Exercise instructions
Output the line containing "Extract the structured" and each line after it through the end of the data, exactly as written, with pictures left out.

# start of Supplied data

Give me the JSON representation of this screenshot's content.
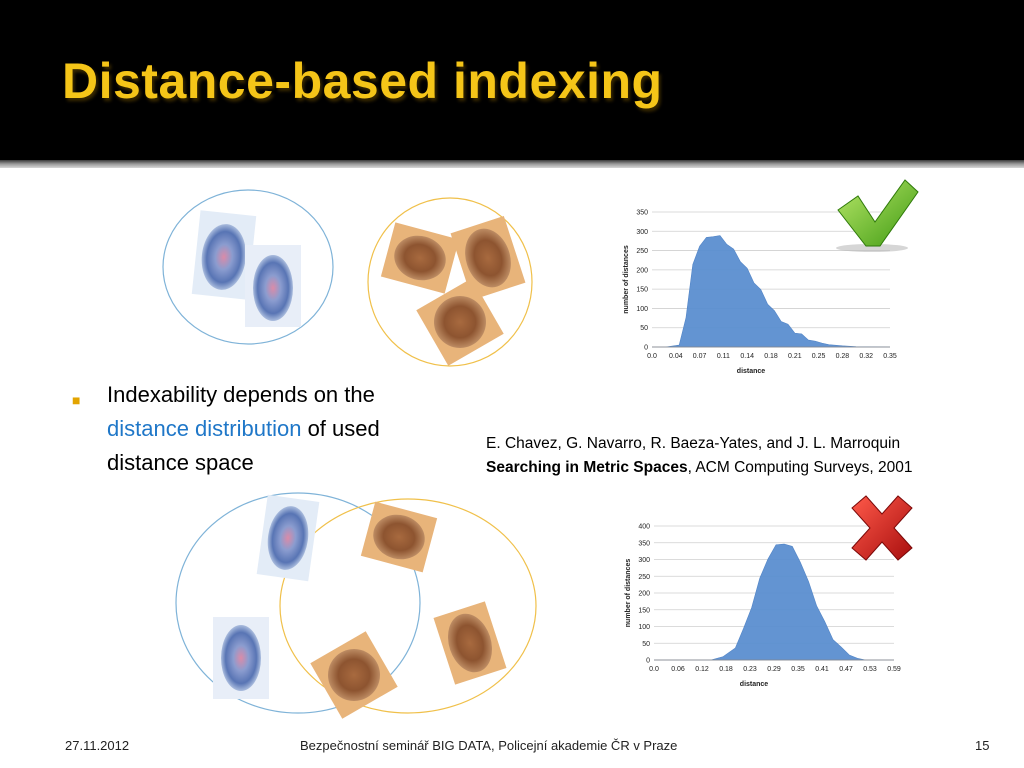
{
  "slide": {
    "title": "Distance-based indexing",
    "bullet": {
      "prefix": "Indexability depends on the ",
      "highlight": "distance distribution",
      "suffix": " of used distance space"
    },
    "reference": {
      "authors": "E. Chavez, G. Navarro, R. Baeza-Yates, and J. L. Marroquin",
      "paper_title": "Searching in Metric Spaces",
      "venue": ", ACM Computing Surveys, 2001"
    },
    "footer": {
      "date": "27.11.2012",
      "event": "Bezpečnostní seminář BIG DATA, Policejní akademie ČR v Praze",
      "page": "15"
    },
    "colors": {
      "title": "#f5c518",
      "highlight": "#1f77c8",
      "bullet": "#e3a400",
      "histogram": "#5b8fd0"
    },
    "icons": {
      "good": "checkmark-icon",
      "bad": "cross-icon"
    }
  },
  "chart_data": [
    {
      "type": "area",
      "title": "",
      "xlabel": "distance",
      "ylabel": "number of distances",
      "ylim": [
        0,
        350
      ],
      "yticks": [
        "0",
        "50",
        "100",
        "150",
        "200",
        "250",
        "300",
        "350"
      ],
      "xticks": [
        "0.0",
        "0.04",
        "0.07",
        "0.11",
        "0.14",
        "0.18",
        "0.21",
        "0.25",
        "0.28",
        "0.32",
        "0.35"
      ],
      "x": [
        0.0,
        0.02,
        0.04,
        0.05,
        0.06,
        0.07,
        0.08,
        0.09,
        0.1,
        0.11,
        0.12,
        0.13,
        0.14,
        0.15,
        0.16,
        0.17,
        0.18,
        0.19,
        0.2,
        0.21,
        0.22,
        0.23,
        0.24,
        0.25,
        0.26,
        0.28,
        0.3,
        0.35
      ],
      "values": [
        0,
        0,
        5,
        80,
        210,
        265,
        280,
        290,
        285,
        270,
        250,
        225,
        200,
        170,
        145,
        115,
        90,
        70,
        55,
        40,
        30,
        22,
        15,
        10,
        6,
        3,
        1,
        0
      ],
      "grid": true,
      "rating": "good"
    },
    {
      "type": "area",
      "title": "",
      "xlabel": "distance",
      "ylabel": "number of distances",
      "ylim": [
        0,
        400
      ],
      "yticks": [
        "0",
        "50",
        "100",
        "150",
        "200",
        "250",
        "300",
        "350",
        "400"
      ],
      "xticks": [
        "0.0",
        "0.06",
        "0.12",
        "0.18",
        "0.23",
        "0.29",
        "0.35",
        "0.41",
        "0.47",
        "0.53",
        "0.59"
      ],
      "x": [
        0.0,
        0.14,
        0.17,
        0.2,
        0.22,
        0.24,
        0.26,
        0.28,
        0.3,
        0.32,
        0.34,
        0.36,
        0.38,
        0.4,
        0.42,
        0.44,
        0.46,
        0.48,
        0.5,
        0.52,
        0.59
      ],
      "values": [
        0,
        0,
        10,
        40,
        90,
        160,
        240,
        305,
        340,
        350,
        335,
        295,
        230,
        165,
        110,
        65,
        35,
        15,
        5,
        0,
        0
      ],
      "grid": true,
      "rating": "bad"
    }
  ]
}
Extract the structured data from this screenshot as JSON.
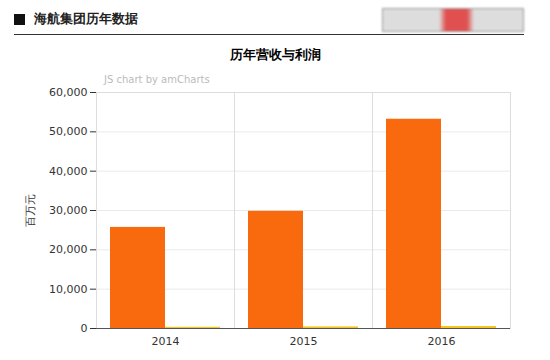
{
  "header": "海航集团历年数据",
  "chart_data": {
    "type": "bar",
    "title": "历年营收与利润",
    "ylabel": "百万元",
    "annotations": [
      "JS chart by amCharts"
    ],
    "categories": [
      "2014",
      "2015",
      "2016"
    ],
    "series": [
      {
        "color": "#f96a0e",
        "values": [
          25700,
          29800,
          53200
        ]
      },
      {
        "color": "#f5c518",
        "values": [
          300,
          400,
          500
        ]
      }
    ],
    "ylim": [
      0,
      60000
    ],
    "yticks": [
      0,
      {
        "value": 10000,
        "label": "10,000"
      },
      {
        "value": 20000,
        "label": "20,000"
      },
      {
        "value": 30000,
        "label": "30,000"
      },
      {
        "value": 40000,
        "label": "40,000"
      },
      {
        "value": 50000,
        "label": "50,000"
      },
      {
        "value": 60000,
        "label": "60,000"
      }
    ],
    "grid": true,
    "data_labels": false
  }
}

# end of Supplied data

Written solution
Extract the structured data from this screenshot as JSON.
{
  "header": "海航集团历年数据",
  "chart_data": {
    "type": "bar",
    "title": "历年营收与利润",
    "ylabel": "百万元",
    "annotations": [
      "JS chart by amCharts"
    ],
    "categories": [
      "2014",
      "2015",
      "2016"
    ],
    "series": [
      {
        "color": "#f96a0e",
        "values": [
          25700,
          29800,
          53200
        ]
      },
      {
        "color": "#f5c518",
        "values": [
          300,
          400,
          500
        ]
      }
    ],
    "ylim": [
      0,
      60000
    ],
    "yticks": [
      0,
      {
        "value": 10000,
        "label": "10,000"
      },
      {
        "value": 20000,
        "label": "20,000"
      },
      {
        "value": 30000,
        "label": "30,000"
      },
      {
        "value": 40000,
        "label": "40,000"
      },
      {
        "value": 50000,
        "label": "50,000"
      },
      {
        "value": 60000,
        "label": "60,000"
      }
    ],
    "grid": true,
    "data_labels": false
  }
}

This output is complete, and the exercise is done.